- Set problem:
Set all the material down again unchanged, without the pictures.

- Data in this exercise:
------------

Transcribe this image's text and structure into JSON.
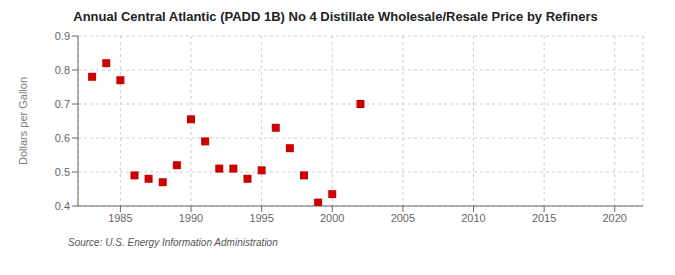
{
  "chart_data": {
    "type": "scatter",
    "title": "Annual Central Atlantic (PADD 1B) No 4 Distillate Wholesale/Resale Price by Refiners",
    "ylabel": "Dollars per Gallon",
    "annotation": "Source: U.S. Energy Information Administration",
    "x": [
      1983,
      1984,
      1985,
      1986,
      1987,
      1988,
      1989,
      1990,
      1991,
      1992,
      1993,
      1994,
      1995,
      1996,
      1997,
      1998,
      1999,
      2000,
      2002
    ],
    "values": [
      0.78,
      0.82,
      0.77,
      0.49,
      0.48,
      0.47,
      0.52,
      0.655,
      0.59,
      0.51,
      0.51,
      0.48,
      0.505,
      0.63,
      0.57,
      0.49,
      0.41,
      0.435,
      0.7
    ],
    "color": "#cc0000",
    "marker": "square",
    "xlim": [
      1982,
      2022
    ],
    "ylim": [
      0.4,
      0.9
    ],
    "xticks": [
      1985,
      1990,
      1995,
      2000,
      2005,
      2010,
      2015,
      2020
    ],
    "yticks": [
      0.4,
      0.5,
      0.6,
      0.7,
      0.8,
      0.9
    ],
    "grid": true
  }
}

------------

- The result:
Transcribe this image's text and structure into JSON.
{
  "chart_data": {
    "type": "scatter",
    "title": "Annual Central Atlantic (PADD 1B) No 4 Distillate Wholesale/Resale Price by Refiners",
    "ylabel": "Dollars per Gallon",
    "annotation": "Source: U.S. Energy Information Administration",
    "x": [
      1983,
      1984,
      1985,
      1986,
      1987,
      1988,
      1989,
      1990,
      1991,
      1992,
      1993,
      1994,
      1995,
      1996,
      1997,
      1998,
      1999,
      2000,
      2002
    ],
    "values": [
      0.78,
      0.82,
      0.77,
      0.49,
      0.48,
      0.47,
      0.52,
      0.655,
      0.59,
      0.51,
      0.51,
      0.48,
      0.505,
      0.63,
      0.57,
      0.49,
      0.41,
      0.435,
      0.7
    ],
    "color": "#cc0000",
    "marker": "square",
    "xlim": [
      1982,
      2022
    ],
    "ylim": [
      0.4,
      0.9
    ],
    "xticks": [
      1985,
      1990,
      1995,
      2000,
      2005,
      2010,
      2015,
      2020
    ],
    "yticks": [
      0.4,
      0.5,
      0.6,
      0.7,
      0.8,
      0.9
    ],
    "grid": true
  }
}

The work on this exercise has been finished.